Copy out all lines in the data below containing the string "간호학과".

-----

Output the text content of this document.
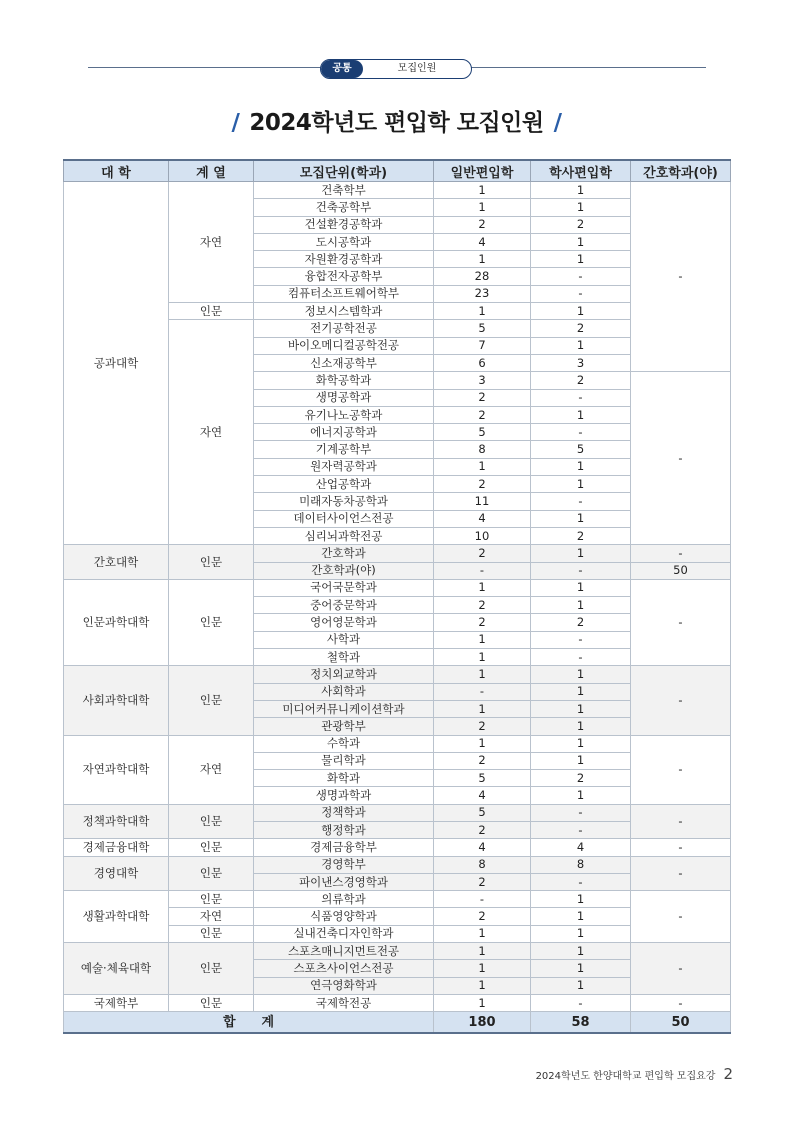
공통	모집인원
/ 2024학년도 편입학 모집인원 /
대 학	계 열	모집단위(학과)	일반편입학	학사편입학	간호학과(야)
공과대학	자연	건축학부	1	1	-
		건축공학부	1	1	
		건설환경공학과	2	2	
		도시공학과	4	1	
		자원환경공학과	1	1	
		융합전자공학부	28	-	
		컴퓨터소프트웨어학부	23	-	
	인문	정보시스템학과	1	1	
	자연	전기공학전공	5	2	
		바이오메디컬공학전공	7	1	
		신소재공학부	6	3	
		화학공학과	3	2	-
		생명공학과	2	-	
		유기나노공학과	2	1	
		에너지공학과	5	-	
		기계공학부	8	5	
		원자력공학과	1	1	
		산업공학과	2	1	
		미래자동차공학과	11	-	
		데이터사이언스전공	4	1	
		심리뇌과학전공	10	2	
간호대학	인문	간호학과	2	1	-
		간호학과(야)	-	-	50
인문과학대학	인문	국어국문학과	1	1	-
		중어중문학과	2	1	
		영어영문학과	2	2	
		사학과	1	-	
		철학과	1	-	
사회과학대학	인문	정치외교학과	1	1	-
		사회학과	-	1	
		미디어커뮤니케이션학과	1	1	
		관광학부	2	1	
자연과학대학	자연	수학과	1	1	-
		물리학과	2	1	
		화학과	5	2	
		생명과학과	4	1	
정책과학대학	인문	정책학과	5	-	-
		행정학과	2	-	
경제금융대학	인문	경제금융학부	4	4	-
경영대학	인문	경영학부	8	8	-
		파이낸스경영학과	2	-	
생활과학대학	인문	의류학과	-	1	-
	자연	식품영양학과	2	1	
	인문	실내건축디자인학과	1	1	
예술·체육대학	인문	스포츠매니지먼트전공	1	1	-
		스포츠사이언스전공	1	1	
		연극영화학과	1	1	
국제학부	인문	국제학전공	1	-	-
합　　계			180	58	50
2024학년도 한양대학교 편입학 모집요강 2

-----

**Output:**
대 학	계 열	모집단위(학과)	일반편입학	학사편입학	간호학과(야)
간호대학	인문	간호학과	2	1	-
		간호학과(야)	-	-	50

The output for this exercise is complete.